╭─ Entries shown

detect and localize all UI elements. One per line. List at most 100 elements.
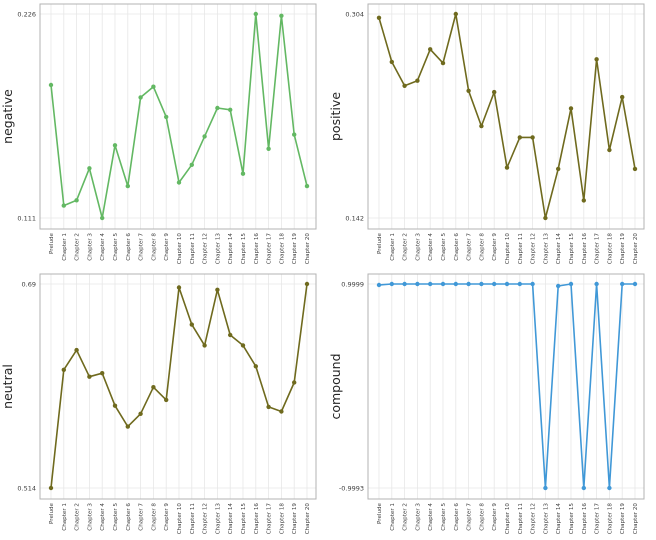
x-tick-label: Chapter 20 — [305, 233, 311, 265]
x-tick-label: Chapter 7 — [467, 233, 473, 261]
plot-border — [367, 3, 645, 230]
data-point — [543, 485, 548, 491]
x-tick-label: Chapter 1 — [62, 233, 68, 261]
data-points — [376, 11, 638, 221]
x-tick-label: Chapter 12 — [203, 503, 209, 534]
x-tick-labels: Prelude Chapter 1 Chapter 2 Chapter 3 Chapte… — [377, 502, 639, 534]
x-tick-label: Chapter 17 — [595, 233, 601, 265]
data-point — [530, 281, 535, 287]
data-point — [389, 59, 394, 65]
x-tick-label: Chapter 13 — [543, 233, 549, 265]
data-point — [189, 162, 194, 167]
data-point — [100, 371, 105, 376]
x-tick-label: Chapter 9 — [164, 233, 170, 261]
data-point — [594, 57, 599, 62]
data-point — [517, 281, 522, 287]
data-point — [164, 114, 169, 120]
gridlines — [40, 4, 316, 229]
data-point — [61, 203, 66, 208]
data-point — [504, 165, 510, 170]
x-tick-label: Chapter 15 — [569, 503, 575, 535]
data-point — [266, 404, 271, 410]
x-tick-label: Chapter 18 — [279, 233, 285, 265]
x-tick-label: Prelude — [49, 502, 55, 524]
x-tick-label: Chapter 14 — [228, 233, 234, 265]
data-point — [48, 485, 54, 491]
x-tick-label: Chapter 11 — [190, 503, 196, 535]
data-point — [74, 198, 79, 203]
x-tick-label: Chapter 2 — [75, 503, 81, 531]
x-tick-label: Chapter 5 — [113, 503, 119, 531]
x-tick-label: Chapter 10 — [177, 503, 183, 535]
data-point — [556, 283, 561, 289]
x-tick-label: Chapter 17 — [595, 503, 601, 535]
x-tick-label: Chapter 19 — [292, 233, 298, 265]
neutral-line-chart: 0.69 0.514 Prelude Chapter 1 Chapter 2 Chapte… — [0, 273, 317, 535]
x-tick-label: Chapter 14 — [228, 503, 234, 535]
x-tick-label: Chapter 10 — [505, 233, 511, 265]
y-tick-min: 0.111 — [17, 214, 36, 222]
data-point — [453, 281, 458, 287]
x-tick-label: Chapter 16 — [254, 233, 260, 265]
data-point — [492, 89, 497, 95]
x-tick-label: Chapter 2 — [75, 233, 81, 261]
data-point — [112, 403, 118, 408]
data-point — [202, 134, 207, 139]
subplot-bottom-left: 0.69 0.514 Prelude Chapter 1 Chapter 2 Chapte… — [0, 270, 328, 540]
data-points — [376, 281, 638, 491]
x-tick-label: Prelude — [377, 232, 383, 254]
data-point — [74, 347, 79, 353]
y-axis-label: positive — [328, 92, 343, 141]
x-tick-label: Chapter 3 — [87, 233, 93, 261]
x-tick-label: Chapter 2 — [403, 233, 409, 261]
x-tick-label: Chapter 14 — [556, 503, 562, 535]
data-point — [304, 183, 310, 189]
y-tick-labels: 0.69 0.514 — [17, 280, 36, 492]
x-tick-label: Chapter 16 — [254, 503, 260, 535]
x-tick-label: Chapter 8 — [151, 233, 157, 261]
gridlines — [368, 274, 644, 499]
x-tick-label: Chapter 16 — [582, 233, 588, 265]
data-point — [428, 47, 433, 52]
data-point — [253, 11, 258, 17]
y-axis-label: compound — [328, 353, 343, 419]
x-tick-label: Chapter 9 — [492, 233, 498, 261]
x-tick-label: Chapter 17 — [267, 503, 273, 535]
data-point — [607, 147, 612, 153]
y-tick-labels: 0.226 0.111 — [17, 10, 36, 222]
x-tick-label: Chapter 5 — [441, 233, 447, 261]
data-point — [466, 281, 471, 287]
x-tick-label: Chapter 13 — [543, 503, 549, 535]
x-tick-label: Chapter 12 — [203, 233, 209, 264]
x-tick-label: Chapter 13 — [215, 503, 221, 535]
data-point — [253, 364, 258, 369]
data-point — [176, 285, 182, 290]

╰─

Could you print every line of the listing above word for word, leaving the picture out?

detect and localize all UI elements. One per line. List at most 100 elements.
x-tick-label: Chapter 20 — [305, 233, 311, 265]
x-tick-label: Chapter 7 — [467, 233, 473, 261]
plot-border — [367, 3, 645, 230]
data-point — [543, 485, 548, 491]
x-tick-label: Chapter 1 — [62, 233, 68, 261]
data-points — [376, 11, 638, 221]
x-tick-label: Chapter 12 — [203, 503, 209, 534]
x-tick-labels: Prelude Chapter 1 Chapter 2 Chapter 3 Chapte… — [377, 502, 639, 534]
x-tick-label: Chapter 17 — [595, 233, 601, 265]
data-point — [530, 281, 535, 287]
data-point — [389, 59, 394, 65]
x-tick-label: Chapter 13 — [543, 233, 549, 265]
data-point — [189, 162, 194, 167]
data-point — [100, 371, 105, 376]
x-tick-label: Chapter 9 — [164, 233, 170, 261]
data-point — [594, 57, 599, 62]
data-point — [517, 281, 522, 287]
data-point — [164, 114, 169, 120]
gridlines — [40, 4, 316, 229]
data-point — [61, 203, 66, 208]
data-point — [504, 165, 510, 170]
x-tick-label: Chapter 15 — [569, 503, 575, 535]
data-point — [266, 404, 271, 410]
x-tick-label: Chapter 18 — [279, 233, 285, 265]
x-tick-label: Prelude — [49, 502, 55, 524]
x-tick-label: Chapter 14 — [228, 233, 234, 265]
data-point — [48, 485, 54, 491]
x-tick-label: Chapter 11 — [190, 503, 196, 535]
data-point — [74, 198, 79, 203]
x-tick-label: Chapter 2 — [75, 503, 81, 531]
x-tick-label: Chapter 5 — [113, 503, 119, 531]
x-tick-label: Chapter 10 — [177, 503, 183, 535]
data-point — [556, 283, 561, 289]
x-tick-label: Chapter 17 — [595, 503, 601, 535]
x-tick-label: Chapter 19 — [292, 233, 298, 265]
neutral-line-chart: 0.69 0.514 Prelude Chapter 1 Chapter 2 Chapte… — [0, 273, 317, 535]
x-tick-label: Chapter 14 — [228, 503, 234, 535]
x-tick-label: Chapter 10 — [505, 233, 511, 265]
y-tick-min: 0.111 — [17, 214, 36, 222]
data-point — [453, 281, 458, 287]
x-tick-label: Chapter 16 — [254, 233, 260, 265]
data-point — [492, 89, 497, 95]
x-tick-label: Chapter 2 — [75, 233, 81, 261]
data-point — [112, 403, 118, 408]
data-point — [202, 134, 207, 139]
subplot-bottom-left: 0.69 0.514 Prelude Chapter 1 Chapter 2 Chapte… — [0, 270, 328, 540]
data-points — [376, 281, 638, 491]
x-tick-label: Prelude — [377, 232, 383, 254]
data-point — [74, 347, 79, 353]
y-axis-label: positive — [328, 92, 343, 141]
x-tick-label: Chapter 3 — [87, 233, 93, 261]
x-tick-label: Chapter 2 — [403, 233, 409, 261]
x-tick-label: Chapter 14 — [556, 503, 562, 535]
data-point — [304, 183, 310, 189]
y-tick-labels: 0.69 0.514 — [17, 280, 36, 492]
x-tick-label: Chapter 16 — [254, 503, 260, 535]
x-tick-label: Chapter 8 — [151, 233, 157, 261]
gridlines — [368, 274, 644, 499]
x-tick-label: Chapter 16 — [582, 233, 588, 265]
data-point — [428, 47, 433, 52]
data-point — [253, 11, 258, 17]
y-axis-label: compound — [328, 353, 343, 419]
x-tick-label: Chapter 9 — [492, 233, 498, 261]
x-tick-label: Chapter 17 — [267, 503, 273, 535]
data-point — [607, 147, 612, 153]
y-tick-labels: 0.226 0.111 — [17, 10, 36, 222]
x-tick-label: Chapter 5 — [441, 233, 447, 261]
data-point — [466, 281, 471, 287]
x-tick-label: Chapter 13 — [543, 503, 549, 535]
x-tick-label: Chapter 12 — [203, 233, 209, 264]
x-tick-label: Chapter 13 — [215, 503, 221, 535]
data-point — [253, 364, 258, 369]
data-point — [176, 285, 182, 290]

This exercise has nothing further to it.